Records to use:
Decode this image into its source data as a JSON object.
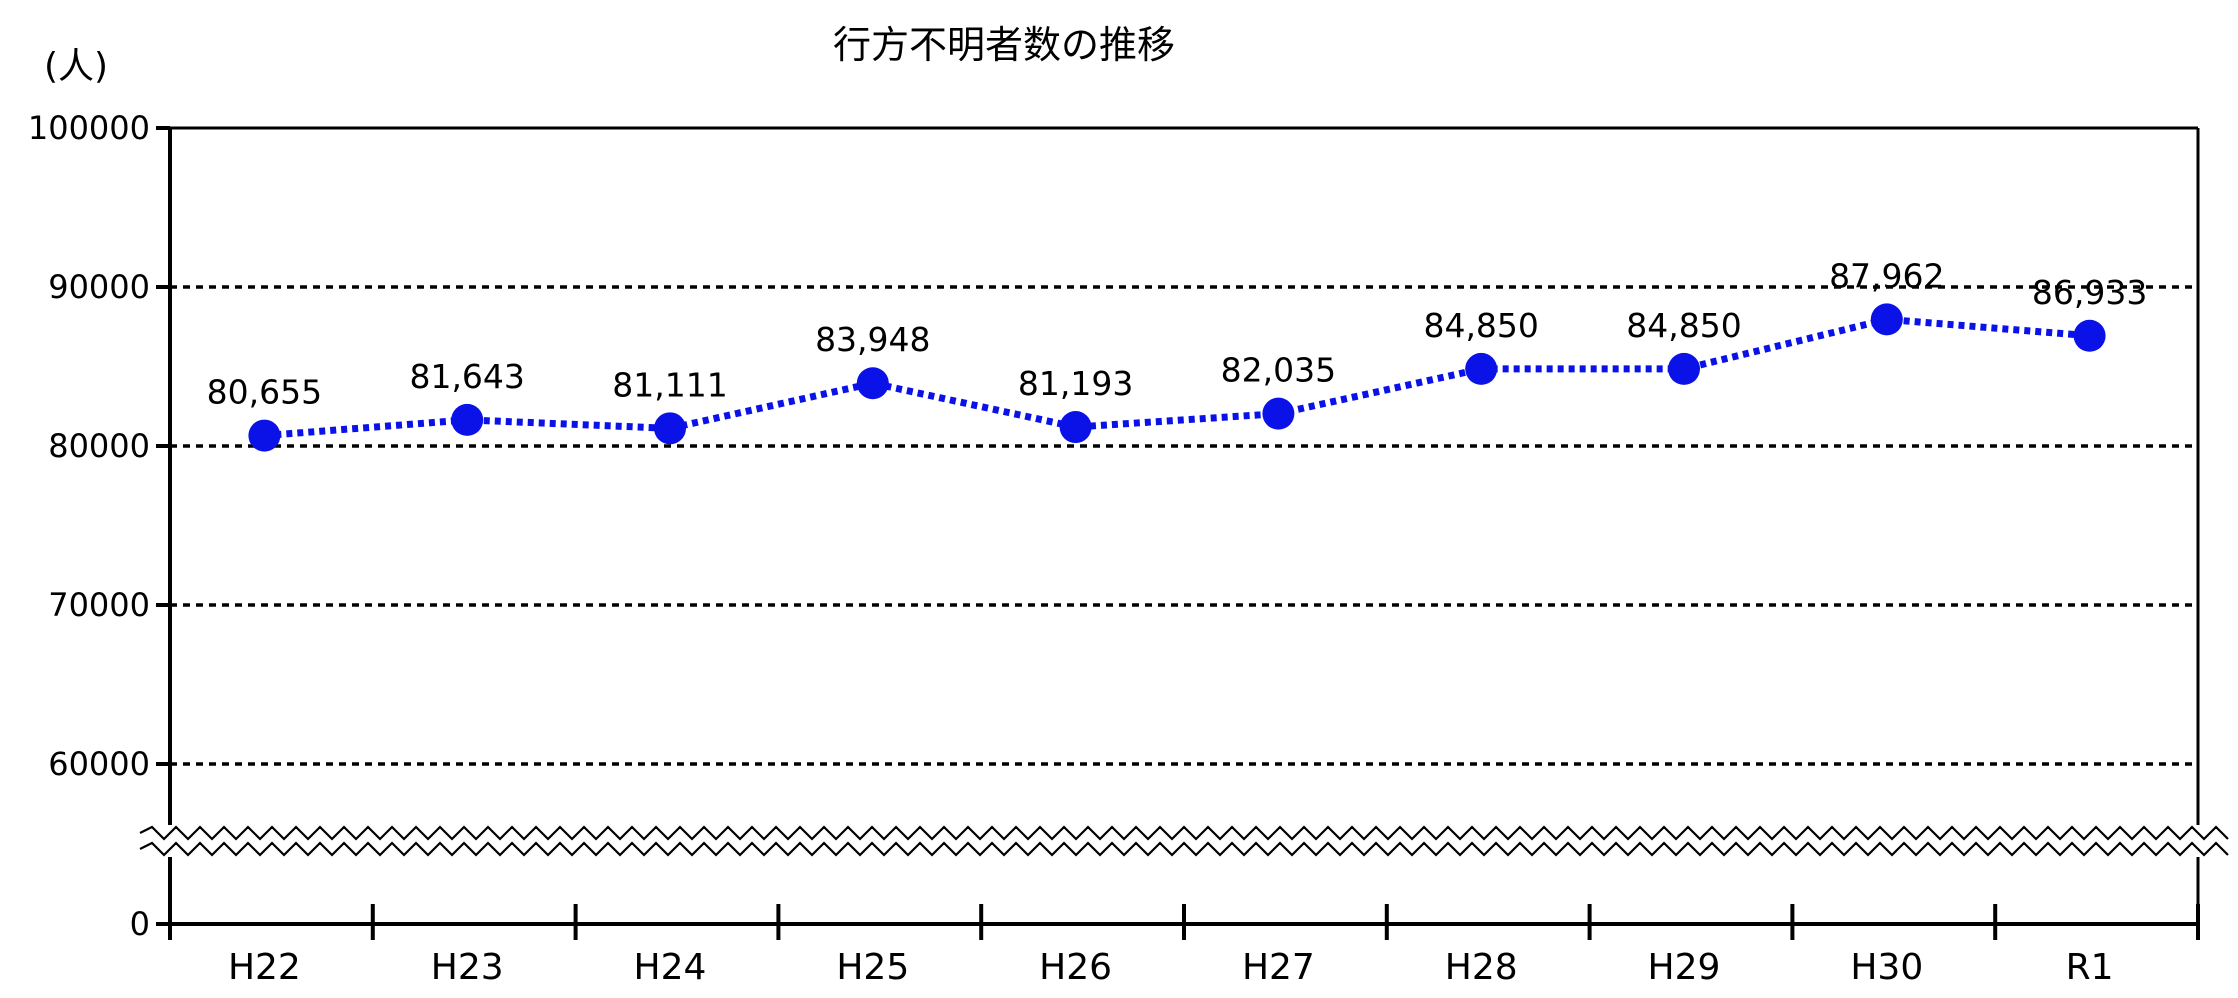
{
  "chart_data": {
    "type": "line",
    "title": "行方不明者数の推移",
    "ylabel": "(人)",
    "xlabel": "",
    "categories": [
      "H22",
      "H23",
      "H24",
      "H25",
      "H26",
      "H27",
      "H28",
      "H29",
      "H30",
      "R1"
    ],
    "series": [
      {
        "values": [
          80655,
          81643,
          81111,
          83948,
          81193,
          82035,
          84850,
          84850,
          87962,
          86933
        ],
        "labels": [
          "80,655",
          "81,643",
          "81,111",
          "83,948",
          "81,193",
          "82,035",
          "84,850",
          "84,850",
          "87,962",
          "86,933"
        ]
      }
    ],
    "y_ticks": [
      "0",
      "60000",
      "70000",
      "80000",
      "90000",
      "100000"
    ],
    "ylim": [
      60000,
      100000
    ],
    "y_axis_break": true,
    "grid": "horizontal dotted",
    "colors": {
      "series": "#0a12e8",
      "grid": "#000000"
    }
  }
}
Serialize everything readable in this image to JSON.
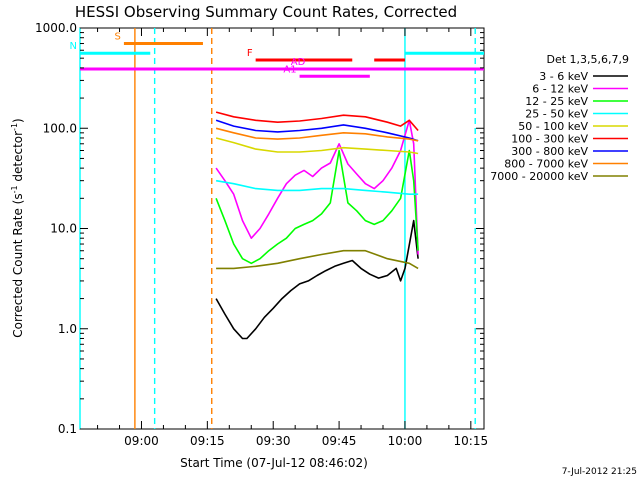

Your task:
Gather each line from the entries above that includes the word "grid".

Final answer:
    "grid": "horizontal dotted",
      "grid": "#000000"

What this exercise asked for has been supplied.